SHORT PROBLEM:
Report back each line of the records that contains the string "image".

## Begin DATA SUPPLIED

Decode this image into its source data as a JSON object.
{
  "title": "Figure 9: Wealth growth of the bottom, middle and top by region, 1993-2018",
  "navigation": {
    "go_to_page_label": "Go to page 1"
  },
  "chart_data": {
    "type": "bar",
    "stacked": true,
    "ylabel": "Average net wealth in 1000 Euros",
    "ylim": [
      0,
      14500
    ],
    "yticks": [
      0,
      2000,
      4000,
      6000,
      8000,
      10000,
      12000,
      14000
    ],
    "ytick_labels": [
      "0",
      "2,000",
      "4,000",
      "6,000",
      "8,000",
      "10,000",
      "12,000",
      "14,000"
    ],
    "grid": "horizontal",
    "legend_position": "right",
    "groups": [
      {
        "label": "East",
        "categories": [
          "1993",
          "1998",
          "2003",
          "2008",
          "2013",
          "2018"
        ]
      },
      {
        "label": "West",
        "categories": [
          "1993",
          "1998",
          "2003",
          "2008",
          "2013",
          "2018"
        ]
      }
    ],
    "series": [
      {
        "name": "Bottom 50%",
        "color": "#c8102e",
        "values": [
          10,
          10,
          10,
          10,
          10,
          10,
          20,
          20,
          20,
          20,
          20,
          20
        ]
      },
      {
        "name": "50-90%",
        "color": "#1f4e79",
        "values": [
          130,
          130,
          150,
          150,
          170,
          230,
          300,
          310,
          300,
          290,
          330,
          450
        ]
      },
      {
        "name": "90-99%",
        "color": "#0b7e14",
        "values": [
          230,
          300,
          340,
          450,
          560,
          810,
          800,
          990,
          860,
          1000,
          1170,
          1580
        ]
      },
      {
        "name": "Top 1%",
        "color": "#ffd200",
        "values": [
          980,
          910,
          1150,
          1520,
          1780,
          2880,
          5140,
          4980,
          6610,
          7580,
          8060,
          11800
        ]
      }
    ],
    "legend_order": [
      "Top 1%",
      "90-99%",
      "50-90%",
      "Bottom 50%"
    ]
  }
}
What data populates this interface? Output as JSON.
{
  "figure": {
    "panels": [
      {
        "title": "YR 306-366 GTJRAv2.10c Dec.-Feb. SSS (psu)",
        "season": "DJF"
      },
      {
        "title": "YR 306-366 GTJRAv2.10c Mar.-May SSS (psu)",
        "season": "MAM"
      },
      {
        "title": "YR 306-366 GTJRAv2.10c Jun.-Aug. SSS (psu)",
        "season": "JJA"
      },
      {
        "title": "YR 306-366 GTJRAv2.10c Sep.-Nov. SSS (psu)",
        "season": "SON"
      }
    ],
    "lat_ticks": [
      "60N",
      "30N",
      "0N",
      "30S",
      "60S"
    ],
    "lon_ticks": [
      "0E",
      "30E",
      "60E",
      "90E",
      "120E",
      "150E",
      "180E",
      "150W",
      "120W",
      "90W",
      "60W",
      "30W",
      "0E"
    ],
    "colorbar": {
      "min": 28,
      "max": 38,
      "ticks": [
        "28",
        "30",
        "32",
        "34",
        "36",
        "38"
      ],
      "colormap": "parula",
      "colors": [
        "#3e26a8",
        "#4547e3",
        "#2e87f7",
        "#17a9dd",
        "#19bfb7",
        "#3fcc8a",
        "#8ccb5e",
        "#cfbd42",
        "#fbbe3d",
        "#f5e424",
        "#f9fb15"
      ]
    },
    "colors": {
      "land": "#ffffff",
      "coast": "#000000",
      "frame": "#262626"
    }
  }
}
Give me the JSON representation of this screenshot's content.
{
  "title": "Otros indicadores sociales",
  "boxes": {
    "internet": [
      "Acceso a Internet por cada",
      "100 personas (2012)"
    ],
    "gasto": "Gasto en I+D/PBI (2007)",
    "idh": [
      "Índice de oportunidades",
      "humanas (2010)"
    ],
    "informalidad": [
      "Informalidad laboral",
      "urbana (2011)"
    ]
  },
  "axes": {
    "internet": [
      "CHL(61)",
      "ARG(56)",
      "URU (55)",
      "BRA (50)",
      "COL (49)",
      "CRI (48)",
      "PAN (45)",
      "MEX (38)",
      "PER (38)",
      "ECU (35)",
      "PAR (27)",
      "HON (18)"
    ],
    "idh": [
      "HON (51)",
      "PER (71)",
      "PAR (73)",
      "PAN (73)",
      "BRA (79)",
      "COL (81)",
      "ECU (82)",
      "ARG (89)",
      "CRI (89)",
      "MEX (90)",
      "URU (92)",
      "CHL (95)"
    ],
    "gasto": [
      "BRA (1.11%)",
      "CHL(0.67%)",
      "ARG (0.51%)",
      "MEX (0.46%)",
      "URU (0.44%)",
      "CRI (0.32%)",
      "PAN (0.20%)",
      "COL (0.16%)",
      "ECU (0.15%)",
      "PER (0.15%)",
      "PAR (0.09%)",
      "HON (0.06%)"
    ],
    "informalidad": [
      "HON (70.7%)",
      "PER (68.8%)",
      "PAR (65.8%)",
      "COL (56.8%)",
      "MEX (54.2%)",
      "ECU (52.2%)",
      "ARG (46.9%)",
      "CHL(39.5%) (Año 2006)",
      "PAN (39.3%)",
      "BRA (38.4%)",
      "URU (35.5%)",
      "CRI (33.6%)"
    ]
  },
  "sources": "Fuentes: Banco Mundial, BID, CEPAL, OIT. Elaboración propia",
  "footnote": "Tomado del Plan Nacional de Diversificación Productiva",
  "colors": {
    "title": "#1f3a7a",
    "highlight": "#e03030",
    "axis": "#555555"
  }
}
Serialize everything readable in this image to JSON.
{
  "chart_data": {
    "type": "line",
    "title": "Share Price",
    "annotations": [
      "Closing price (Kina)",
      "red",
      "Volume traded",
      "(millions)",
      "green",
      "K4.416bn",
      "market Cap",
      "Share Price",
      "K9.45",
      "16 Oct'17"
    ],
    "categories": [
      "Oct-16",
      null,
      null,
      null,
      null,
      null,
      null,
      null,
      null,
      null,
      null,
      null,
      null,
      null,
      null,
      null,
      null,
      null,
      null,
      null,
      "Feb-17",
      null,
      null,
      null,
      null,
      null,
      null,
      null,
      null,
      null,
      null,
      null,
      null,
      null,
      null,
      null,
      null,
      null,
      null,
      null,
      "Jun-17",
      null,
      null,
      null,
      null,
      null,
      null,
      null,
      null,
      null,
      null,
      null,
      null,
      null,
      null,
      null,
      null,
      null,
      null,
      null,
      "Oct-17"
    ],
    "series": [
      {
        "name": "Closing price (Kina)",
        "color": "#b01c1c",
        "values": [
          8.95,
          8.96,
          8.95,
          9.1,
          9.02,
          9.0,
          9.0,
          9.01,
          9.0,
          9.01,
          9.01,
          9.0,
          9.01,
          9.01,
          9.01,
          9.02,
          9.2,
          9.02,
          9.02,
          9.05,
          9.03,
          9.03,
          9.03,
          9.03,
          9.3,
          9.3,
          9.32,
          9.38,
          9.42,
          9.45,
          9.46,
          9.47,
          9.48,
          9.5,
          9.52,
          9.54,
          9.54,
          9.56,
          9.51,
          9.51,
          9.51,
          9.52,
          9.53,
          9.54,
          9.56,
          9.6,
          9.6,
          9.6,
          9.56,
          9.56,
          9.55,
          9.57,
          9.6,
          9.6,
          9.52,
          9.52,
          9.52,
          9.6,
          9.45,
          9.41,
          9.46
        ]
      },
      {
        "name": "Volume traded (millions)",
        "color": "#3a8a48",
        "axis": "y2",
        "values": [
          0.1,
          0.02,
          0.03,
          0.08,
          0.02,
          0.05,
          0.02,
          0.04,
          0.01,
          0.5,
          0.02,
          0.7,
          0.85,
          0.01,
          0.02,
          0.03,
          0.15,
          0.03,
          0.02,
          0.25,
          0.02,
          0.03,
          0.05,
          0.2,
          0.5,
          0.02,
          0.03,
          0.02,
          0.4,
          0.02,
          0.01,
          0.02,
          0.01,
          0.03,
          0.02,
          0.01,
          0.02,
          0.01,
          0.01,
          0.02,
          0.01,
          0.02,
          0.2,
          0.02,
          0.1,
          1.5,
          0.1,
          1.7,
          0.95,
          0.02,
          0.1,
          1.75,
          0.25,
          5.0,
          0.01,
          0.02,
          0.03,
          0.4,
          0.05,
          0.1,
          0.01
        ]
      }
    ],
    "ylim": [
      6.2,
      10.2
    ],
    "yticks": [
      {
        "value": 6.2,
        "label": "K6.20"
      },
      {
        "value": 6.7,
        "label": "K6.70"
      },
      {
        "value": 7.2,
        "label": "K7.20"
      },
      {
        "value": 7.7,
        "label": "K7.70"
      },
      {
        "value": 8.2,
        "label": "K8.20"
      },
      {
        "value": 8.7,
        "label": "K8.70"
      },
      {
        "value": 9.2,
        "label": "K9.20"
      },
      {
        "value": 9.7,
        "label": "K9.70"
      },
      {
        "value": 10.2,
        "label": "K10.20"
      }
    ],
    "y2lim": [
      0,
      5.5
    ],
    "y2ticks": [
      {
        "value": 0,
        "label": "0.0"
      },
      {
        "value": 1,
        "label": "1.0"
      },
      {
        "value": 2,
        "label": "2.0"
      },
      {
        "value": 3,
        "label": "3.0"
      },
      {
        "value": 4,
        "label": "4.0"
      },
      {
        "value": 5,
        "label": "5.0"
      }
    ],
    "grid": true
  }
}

## End DATA SUPPLIED

WRITTEN RESPONSE:
Decode this image into its source data as a JSON object.
Serialize everything readable in this image to JSON.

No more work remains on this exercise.